━━━━━ Available data
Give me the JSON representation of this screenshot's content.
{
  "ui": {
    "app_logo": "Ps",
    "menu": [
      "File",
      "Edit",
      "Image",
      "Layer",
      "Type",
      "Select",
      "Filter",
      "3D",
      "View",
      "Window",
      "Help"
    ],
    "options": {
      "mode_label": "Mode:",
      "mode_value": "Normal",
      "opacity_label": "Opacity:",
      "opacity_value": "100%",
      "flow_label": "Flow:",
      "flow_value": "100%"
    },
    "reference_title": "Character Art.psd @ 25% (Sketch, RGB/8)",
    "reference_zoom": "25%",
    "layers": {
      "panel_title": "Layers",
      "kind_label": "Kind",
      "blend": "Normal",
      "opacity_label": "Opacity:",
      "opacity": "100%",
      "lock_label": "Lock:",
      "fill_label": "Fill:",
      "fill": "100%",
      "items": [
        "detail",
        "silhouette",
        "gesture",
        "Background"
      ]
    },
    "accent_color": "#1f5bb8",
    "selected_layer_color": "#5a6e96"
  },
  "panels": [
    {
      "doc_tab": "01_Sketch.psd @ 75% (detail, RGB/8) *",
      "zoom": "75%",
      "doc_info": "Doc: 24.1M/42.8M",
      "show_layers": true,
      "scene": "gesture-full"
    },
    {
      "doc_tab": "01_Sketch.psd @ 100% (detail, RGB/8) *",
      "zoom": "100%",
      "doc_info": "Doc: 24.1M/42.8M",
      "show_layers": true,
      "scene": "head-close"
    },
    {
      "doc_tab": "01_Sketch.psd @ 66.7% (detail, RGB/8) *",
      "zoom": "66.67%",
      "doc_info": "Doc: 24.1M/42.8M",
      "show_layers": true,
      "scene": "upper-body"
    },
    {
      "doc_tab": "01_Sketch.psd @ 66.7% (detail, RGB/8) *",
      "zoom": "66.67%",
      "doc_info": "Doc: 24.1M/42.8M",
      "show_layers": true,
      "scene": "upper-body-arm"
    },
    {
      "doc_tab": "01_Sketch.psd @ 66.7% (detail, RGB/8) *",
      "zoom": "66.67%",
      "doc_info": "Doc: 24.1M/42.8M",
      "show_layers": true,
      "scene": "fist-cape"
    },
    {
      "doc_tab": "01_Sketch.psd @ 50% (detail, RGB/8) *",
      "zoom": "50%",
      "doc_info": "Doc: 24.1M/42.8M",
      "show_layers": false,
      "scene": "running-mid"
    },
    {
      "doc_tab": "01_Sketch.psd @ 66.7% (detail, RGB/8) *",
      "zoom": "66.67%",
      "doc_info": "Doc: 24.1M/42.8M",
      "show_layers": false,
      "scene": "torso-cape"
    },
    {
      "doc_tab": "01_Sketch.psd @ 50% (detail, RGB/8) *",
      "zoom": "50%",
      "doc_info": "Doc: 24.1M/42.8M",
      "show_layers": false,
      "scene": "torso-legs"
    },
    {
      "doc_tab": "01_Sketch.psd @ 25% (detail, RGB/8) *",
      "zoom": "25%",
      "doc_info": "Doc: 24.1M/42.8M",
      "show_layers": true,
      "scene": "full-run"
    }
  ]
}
━━━━━━━━━━
### Short problem
All of the entries above must be quoted exactly.

### Response to the exercise
Give me the JSON representation of this screenshot's content.
{
  "ui": {
    "app_logo": "Ps",
    "menu": [
      "File",
      "Edit",
      "Image",
      "Layer",
      "Type",
      "Select",
      "Filter",
      "3D",
      "View",
      "Window",
      "Help"
    ],
    "options": {
      "mode_label": "Mode:",
      "mode_value": "Normal",
      "opacity_label": "Opacity:",
      "opacity_value": "100%",
      "flow_label": "Flow:",
      "flow_value": "100%"
    },
    "reference_title": "Character Art.psd @ 25% (Sketch, RGB/8)",
    "reference_zoom": "25%",
    "layers": {
      "panel_title": "Layers",
      "kind_label": "Kind",
      "blend": "Normal",
      "opacity_label": "Opacity:",
      "opacity": "100%",
      "lock_label": "Lock:",
      "fill_label": "Fill:",
      "fill": "100%",
      "items": [
        "detail",
        "silhouette",
        "gesture",
        "Background"
      ]
    },
    "accent_color": "#1f5bb8",
    "selected_layer_color": "#5a6e96"
  },
  "panels": [
    {
      "doc_tab": "01_Sketch.psd @ 75% (detail, RGB/8) *",
      "zoom": "75%",
      "doc_info": "Doc: 24.1M/42.8M",
      "show_layers": true,
      "scene": "gesture-full"
    },
    {
      "doc_tab": "01_Sketch.psd @ 100% (detail, RGB/8) *",
      "zoom": "100%",
      "doc_info": "Doc: 24.1M/42.8M",
      "show_layers": true,
      "scene": "head-close"
    },
    {
      "doc_tab": "01_Sketch.psd @ 66.7% (detail, RGB/8) *",
      "zoom": "66.67%",
      "doc_info": "Doc: 24.1M/42.8M",
      "show_layers": true,
      "scene": "upper-body"
    },
    {
      "doc_tab": "01_Sketch.psd @ 66.7% (detail, RGB/8) *",
      "zoom": "66.67%",
      "doc_info": "Doc: 24.1M/42.8M",
      "show_layers": true,
      "scene": "upper-body-arm"
    },
    {
      "doc_tab": "01_Sketch.psd @ 66.7% (detail, RGB/8) *",
      "zoom": "66.67%",
      "doc_info": "Doc: 24.1M/42.8M",
      "show_layers": true,
      "scene": "fist-cape"
    },
    {
      "doc_tab": "01_Sketch.psd @ 50% (detail, RGB/8) *",
      "zoom": "50%",
      "doc_info": "Doc: 24.1M/42.8M",
      "show_layers": false,
      "scene": "running-mid"
    },
    {
      "doc_tab": "01_Sketch.psd @ 66.7% (detail, RGB/8) *",
      "zoom": "66.67%",
      "doc_info": "Doc: 24.1M/42.8M",
      "show_layers": false,
      "scene": "torso-cape"
    },
    {
      "doc_tab": "01_Sketch.psd @ 50% (detail, RGB/8) *",
      "zoom": "50%",
      "doc_info": "Doc: 24.1M/42.8M",
      "show_layers": false,
      "scene": "torso-legs"
    },
    {
      "doc_tab": "01_Sketch.psd @ 25% (detail, RGB/8) *",
      "zoom": "25%",
      "doc_info": "Doc: 24.1M/42.8M",
      "show_layers": true,
      "scene": "full-run"
    }
  ]
}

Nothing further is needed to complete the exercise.